- WHAT IS REQUIRED -
Read through the records below and copy each line that uses the word "experiments".

- MATERIAL FOR THIS EXERCISE -
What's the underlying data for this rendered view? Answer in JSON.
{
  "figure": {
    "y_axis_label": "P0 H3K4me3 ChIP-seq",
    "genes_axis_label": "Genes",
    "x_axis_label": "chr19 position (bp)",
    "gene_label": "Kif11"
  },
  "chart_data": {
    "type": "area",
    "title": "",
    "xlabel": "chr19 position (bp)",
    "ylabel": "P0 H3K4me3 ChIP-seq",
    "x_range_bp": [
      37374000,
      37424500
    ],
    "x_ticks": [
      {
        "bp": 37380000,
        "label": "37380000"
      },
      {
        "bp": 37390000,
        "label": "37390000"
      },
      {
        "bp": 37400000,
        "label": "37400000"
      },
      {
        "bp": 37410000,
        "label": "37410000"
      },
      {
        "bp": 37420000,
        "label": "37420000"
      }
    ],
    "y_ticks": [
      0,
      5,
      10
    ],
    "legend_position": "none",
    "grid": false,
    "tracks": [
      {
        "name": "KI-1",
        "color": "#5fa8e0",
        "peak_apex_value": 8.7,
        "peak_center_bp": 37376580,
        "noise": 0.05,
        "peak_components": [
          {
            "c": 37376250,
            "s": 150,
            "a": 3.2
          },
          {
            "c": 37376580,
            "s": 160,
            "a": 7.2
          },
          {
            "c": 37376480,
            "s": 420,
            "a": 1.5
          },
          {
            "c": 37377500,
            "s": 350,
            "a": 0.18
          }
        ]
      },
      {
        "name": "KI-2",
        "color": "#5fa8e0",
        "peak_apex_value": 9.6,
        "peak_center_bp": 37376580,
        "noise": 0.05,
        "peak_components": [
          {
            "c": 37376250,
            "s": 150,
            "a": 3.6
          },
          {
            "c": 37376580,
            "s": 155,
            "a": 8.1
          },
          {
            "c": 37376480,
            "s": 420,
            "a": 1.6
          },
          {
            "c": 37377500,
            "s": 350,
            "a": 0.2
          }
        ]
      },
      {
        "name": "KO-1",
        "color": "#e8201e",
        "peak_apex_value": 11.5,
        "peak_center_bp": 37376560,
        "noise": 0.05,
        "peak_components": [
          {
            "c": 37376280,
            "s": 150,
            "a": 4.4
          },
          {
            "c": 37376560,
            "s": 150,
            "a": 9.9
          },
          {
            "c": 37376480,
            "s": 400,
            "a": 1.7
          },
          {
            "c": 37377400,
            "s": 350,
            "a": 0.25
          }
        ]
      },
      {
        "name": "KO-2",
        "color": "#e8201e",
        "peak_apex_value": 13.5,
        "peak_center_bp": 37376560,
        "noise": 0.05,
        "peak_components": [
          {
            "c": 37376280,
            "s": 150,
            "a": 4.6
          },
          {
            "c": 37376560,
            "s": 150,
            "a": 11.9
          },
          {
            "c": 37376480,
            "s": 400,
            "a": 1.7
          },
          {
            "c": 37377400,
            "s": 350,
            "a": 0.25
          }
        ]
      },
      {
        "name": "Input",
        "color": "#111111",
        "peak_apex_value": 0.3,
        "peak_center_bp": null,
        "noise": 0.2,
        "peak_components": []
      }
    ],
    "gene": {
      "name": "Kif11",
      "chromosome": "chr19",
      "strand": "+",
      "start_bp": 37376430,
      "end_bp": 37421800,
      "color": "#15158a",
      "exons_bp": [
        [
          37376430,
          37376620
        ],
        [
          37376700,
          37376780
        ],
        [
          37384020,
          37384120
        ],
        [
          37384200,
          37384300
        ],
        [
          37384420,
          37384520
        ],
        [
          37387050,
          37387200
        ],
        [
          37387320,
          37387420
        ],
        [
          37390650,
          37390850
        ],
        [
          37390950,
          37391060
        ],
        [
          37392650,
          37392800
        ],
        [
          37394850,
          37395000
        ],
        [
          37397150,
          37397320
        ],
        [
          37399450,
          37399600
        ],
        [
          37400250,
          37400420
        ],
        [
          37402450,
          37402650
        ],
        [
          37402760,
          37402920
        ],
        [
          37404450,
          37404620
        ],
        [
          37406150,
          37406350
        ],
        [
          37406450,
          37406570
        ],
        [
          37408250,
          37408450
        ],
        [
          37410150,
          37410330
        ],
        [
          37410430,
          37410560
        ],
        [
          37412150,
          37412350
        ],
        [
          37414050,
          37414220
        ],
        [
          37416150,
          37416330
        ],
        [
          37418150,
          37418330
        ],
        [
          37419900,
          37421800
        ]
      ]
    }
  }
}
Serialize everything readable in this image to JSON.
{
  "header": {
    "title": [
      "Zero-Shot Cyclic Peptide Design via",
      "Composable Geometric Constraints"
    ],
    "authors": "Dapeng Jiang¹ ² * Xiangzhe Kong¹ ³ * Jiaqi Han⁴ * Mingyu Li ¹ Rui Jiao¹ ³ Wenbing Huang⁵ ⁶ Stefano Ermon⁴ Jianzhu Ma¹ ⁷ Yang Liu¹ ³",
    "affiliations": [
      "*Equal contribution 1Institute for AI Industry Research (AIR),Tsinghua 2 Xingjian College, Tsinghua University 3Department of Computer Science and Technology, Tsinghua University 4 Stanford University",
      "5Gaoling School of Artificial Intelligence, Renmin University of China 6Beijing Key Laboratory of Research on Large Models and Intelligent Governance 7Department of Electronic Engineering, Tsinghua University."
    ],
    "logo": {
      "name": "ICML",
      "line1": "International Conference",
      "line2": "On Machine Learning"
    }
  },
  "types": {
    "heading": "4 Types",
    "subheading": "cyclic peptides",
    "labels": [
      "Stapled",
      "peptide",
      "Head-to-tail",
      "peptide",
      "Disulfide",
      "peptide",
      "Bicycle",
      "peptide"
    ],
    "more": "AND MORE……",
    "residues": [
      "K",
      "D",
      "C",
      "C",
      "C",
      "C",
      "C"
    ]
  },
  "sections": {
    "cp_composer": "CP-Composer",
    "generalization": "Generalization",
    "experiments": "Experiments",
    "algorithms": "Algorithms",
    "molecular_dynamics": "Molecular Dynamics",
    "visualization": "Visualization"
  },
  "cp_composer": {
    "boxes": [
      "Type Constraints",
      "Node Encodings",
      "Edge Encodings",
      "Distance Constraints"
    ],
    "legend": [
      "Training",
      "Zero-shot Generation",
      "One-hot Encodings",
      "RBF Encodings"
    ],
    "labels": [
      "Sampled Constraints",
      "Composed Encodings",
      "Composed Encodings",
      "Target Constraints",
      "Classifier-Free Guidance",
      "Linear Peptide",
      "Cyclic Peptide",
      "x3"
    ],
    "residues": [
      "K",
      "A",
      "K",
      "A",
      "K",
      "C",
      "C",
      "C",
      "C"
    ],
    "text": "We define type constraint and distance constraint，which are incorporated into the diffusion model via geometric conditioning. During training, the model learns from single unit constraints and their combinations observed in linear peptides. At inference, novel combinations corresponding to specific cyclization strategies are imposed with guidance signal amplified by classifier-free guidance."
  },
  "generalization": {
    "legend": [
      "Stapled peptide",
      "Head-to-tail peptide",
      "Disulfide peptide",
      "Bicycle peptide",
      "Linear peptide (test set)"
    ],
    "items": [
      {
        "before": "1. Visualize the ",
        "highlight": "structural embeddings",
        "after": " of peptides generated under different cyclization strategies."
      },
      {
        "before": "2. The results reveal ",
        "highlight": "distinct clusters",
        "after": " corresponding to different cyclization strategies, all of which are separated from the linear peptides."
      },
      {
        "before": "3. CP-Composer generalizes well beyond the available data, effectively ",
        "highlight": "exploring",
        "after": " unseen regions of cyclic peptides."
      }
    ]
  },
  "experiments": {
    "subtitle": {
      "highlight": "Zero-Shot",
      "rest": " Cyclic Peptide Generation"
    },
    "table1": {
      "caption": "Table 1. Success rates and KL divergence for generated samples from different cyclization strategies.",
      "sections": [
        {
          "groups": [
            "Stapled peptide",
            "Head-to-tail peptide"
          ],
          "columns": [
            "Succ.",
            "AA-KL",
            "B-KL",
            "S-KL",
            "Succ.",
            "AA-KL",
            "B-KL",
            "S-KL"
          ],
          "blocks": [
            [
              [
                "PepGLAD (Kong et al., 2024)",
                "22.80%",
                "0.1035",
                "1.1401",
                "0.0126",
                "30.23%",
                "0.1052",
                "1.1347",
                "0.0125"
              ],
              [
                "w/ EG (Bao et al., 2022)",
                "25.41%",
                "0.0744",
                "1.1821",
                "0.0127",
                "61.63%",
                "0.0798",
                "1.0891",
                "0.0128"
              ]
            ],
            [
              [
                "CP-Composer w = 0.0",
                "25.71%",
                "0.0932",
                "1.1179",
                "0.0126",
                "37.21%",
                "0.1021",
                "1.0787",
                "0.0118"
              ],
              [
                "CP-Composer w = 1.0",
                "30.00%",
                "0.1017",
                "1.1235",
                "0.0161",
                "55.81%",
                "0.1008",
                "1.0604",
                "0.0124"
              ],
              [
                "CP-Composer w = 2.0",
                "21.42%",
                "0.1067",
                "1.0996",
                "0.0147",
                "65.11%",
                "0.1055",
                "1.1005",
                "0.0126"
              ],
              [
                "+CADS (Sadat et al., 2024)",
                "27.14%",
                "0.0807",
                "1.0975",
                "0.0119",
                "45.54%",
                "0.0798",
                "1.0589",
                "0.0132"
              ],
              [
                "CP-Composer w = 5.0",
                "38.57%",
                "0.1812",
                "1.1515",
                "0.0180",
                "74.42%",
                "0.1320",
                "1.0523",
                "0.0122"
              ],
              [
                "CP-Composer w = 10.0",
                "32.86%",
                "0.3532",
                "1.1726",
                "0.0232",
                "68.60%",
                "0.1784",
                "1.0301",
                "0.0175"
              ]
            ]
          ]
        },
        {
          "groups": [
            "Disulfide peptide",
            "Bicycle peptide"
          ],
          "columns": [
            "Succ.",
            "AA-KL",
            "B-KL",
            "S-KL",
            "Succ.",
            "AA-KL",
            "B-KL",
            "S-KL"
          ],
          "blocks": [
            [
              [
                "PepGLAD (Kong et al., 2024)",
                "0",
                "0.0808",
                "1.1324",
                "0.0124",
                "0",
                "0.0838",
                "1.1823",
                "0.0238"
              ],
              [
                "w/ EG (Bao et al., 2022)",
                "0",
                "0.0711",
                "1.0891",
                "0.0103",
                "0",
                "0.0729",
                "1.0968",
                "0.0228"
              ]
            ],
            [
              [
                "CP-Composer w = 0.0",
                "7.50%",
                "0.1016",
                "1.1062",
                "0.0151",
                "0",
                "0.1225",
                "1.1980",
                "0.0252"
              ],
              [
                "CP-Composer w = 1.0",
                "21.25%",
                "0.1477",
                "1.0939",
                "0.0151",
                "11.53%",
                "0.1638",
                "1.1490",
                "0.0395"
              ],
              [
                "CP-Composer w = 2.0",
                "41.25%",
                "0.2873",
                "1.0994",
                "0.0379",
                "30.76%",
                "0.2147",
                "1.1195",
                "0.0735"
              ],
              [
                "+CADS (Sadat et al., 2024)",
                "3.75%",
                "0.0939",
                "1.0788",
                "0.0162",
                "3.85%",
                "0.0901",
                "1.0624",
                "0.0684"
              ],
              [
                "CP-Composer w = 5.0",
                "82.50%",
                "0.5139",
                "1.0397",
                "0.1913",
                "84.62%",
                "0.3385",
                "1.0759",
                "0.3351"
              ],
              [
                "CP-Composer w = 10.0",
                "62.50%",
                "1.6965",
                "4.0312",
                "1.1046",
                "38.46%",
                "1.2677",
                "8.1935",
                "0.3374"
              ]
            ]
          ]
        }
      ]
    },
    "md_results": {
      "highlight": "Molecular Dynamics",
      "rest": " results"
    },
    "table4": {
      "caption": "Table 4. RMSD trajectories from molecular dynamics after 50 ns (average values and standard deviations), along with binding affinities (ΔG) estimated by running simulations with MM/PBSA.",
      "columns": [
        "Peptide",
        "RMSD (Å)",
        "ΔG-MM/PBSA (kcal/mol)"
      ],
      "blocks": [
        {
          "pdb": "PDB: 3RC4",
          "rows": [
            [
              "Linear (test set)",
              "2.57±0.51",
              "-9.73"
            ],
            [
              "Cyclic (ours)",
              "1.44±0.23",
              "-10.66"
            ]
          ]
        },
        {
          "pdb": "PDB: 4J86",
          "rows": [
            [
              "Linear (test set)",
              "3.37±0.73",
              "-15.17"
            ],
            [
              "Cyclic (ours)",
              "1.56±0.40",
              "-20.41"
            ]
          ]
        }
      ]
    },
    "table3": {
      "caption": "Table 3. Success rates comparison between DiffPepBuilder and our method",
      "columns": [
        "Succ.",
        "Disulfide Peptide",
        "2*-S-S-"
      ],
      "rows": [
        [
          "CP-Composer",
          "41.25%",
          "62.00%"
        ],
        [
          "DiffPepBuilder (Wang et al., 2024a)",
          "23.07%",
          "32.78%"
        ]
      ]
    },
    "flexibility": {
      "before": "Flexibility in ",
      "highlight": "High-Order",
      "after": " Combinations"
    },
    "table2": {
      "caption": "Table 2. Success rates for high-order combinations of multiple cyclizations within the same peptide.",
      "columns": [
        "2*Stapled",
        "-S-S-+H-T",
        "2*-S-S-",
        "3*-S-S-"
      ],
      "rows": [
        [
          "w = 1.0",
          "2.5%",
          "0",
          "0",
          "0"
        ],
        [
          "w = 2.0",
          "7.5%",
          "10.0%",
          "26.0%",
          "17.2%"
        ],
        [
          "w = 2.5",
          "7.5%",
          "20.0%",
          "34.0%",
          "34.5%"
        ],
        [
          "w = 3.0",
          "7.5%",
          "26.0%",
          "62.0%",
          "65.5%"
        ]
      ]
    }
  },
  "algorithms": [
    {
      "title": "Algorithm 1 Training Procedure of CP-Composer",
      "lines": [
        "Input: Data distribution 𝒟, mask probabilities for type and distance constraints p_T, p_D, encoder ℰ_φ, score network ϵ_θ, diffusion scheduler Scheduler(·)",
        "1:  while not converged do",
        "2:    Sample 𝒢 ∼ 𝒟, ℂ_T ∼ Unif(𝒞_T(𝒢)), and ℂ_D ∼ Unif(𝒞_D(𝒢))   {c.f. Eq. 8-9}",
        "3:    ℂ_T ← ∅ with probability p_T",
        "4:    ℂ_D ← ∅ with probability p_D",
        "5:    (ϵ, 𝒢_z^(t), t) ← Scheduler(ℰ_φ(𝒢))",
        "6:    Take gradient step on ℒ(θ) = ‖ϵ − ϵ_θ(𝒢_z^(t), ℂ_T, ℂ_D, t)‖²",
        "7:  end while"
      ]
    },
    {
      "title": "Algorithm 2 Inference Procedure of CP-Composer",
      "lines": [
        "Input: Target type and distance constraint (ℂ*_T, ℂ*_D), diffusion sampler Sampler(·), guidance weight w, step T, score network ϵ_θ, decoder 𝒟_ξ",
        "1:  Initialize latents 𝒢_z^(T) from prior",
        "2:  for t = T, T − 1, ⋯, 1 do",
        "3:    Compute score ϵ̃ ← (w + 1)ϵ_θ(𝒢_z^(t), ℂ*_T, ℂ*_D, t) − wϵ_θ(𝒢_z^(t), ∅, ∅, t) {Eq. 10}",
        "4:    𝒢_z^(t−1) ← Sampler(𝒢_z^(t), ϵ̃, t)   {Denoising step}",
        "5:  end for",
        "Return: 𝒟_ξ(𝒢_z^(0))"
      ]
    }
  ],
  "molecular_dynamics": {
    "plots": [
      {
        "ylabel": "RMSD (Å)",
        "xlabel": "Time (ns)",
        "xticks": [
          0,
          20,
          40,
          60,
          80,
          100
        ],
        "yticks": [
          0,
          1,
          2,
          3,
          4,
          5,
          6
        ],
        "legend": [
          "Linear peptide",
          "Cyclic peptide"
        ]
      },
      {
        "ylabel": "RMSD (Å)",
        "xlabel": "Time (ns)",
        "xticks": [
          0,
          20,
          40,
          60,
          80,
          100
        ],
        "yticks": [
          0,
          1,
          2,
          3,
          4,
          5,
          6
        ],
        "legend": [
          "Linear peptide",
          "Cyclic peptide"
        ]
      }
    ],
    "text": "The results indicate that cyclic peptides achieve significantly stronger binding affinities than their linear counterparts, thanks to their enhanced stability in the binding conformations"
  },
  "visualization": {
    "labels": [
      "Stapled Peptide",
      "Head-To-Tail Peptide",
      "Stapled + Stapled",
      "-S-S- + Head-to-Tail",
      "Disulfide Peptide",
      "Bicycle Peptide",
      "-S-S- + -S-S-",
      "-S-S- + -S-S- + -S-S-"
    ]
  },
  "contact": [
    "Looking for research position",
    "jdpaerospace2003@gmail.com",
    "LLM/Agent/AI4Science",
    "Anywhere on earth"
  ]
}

- OUTPUT -
    "experiments": "Experiments",
  "experiments": {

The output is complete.